Look through the lines below and extract each one that contains "value".

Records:
....

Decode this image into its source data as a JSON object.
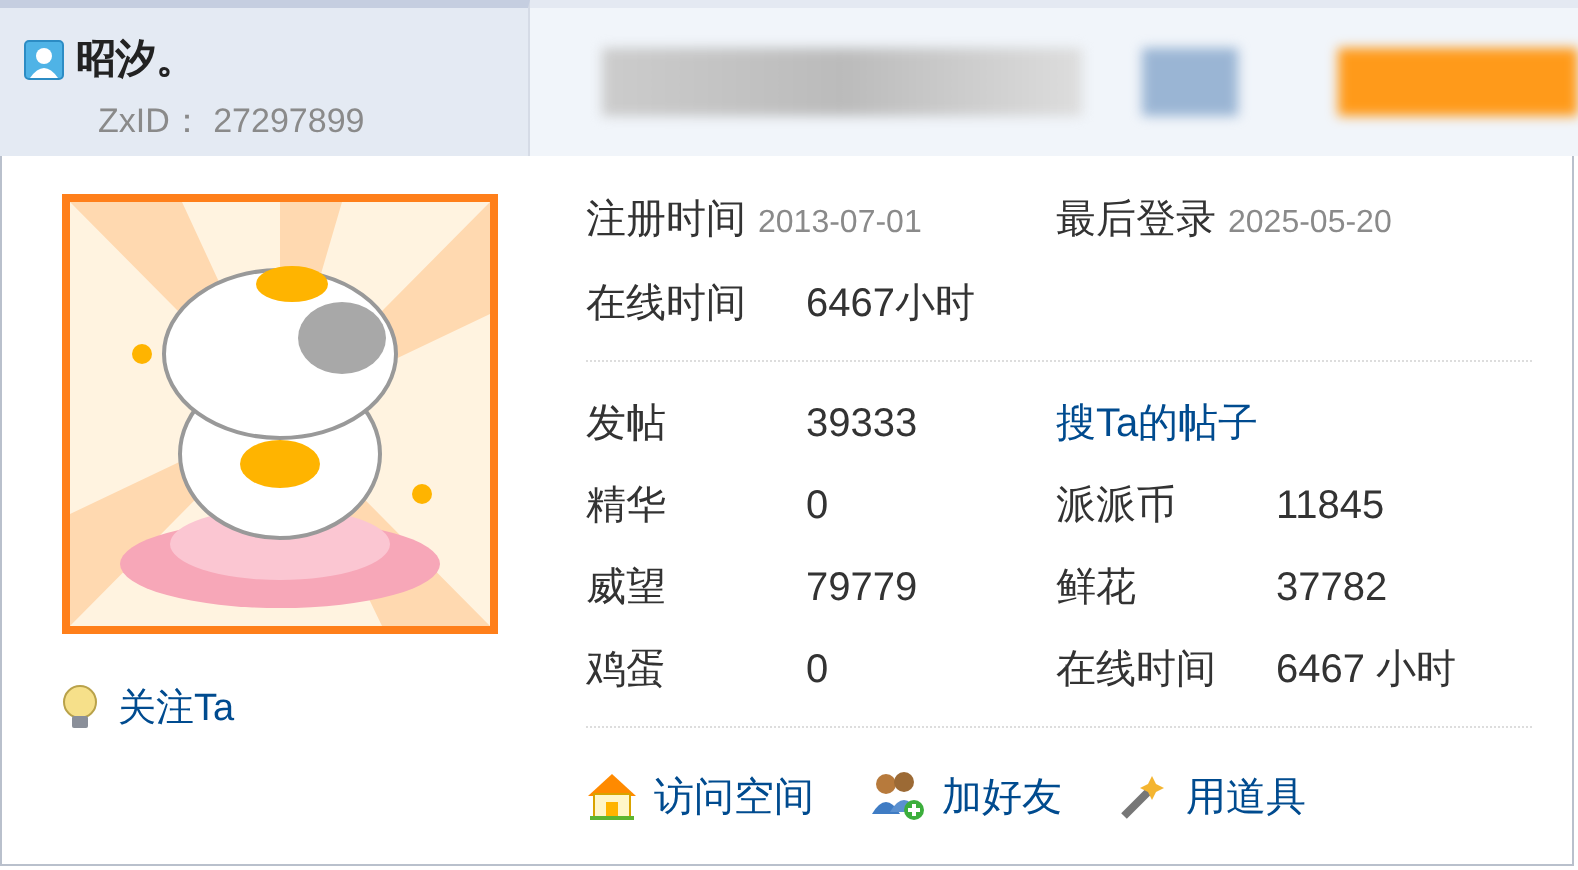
{
  "user": {
    "name": "昭汐。",
    "id_text": "ZxID：  27297899"
  },
  "follow": "关注Ta",
  "dates": [
    {
      "label": "注册时间",
      "value": "2013-07-01"
    },
    {
      "label": "最后登录",
      "value": "2025-05-20"
    }
  ],
  "online": {
    "label": "在线时间",
    "value": "6467小时"
  },
  "stats": [
    {
      "kind": "stat",
      "label": "发帖",
      "value": "39333"
    },
    {
      "kind": "link",
      "label": "搜Ta的帖子"
    },
    {
      "kind": "stat",
      "label": "精华",
      "value": "0"
    },
    {
      "kind": "stat",
      "label": "派派币",
      "value": "11845"
    },
    {
      "kind": "stat",
      "label": "威望",
      "value": "79779"
    },
    {
      "kind": "stat",
      "label": "鲜花",
      "value": "37782"
    },
    {
      "kind": "stat",
      "label": "鸡蛋",
      "value": "0"
    },
    {
      "kind": "stat",
      "label": "在线时间",
      "value": "6467 小时"
    }
  ],
  "actions": [
    {
      "kind": "house",
      "label": "访问空间"
    },
    {
      "kind": "add-friend",
      "label": "加好友"
    },
    {
      "kind": "wand",
      "label": "用道具"
    }
  ]
}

....

REPLY:
      "value": "2013-07-01"
      "value": "2025-05-20"
    "value": "6467小时"
      "value": "39333"
      "value": "0"
      "value": "11845"
      "value": "79779"
      "value": "37782"
      "value": "0"
      "value": "6467 小时"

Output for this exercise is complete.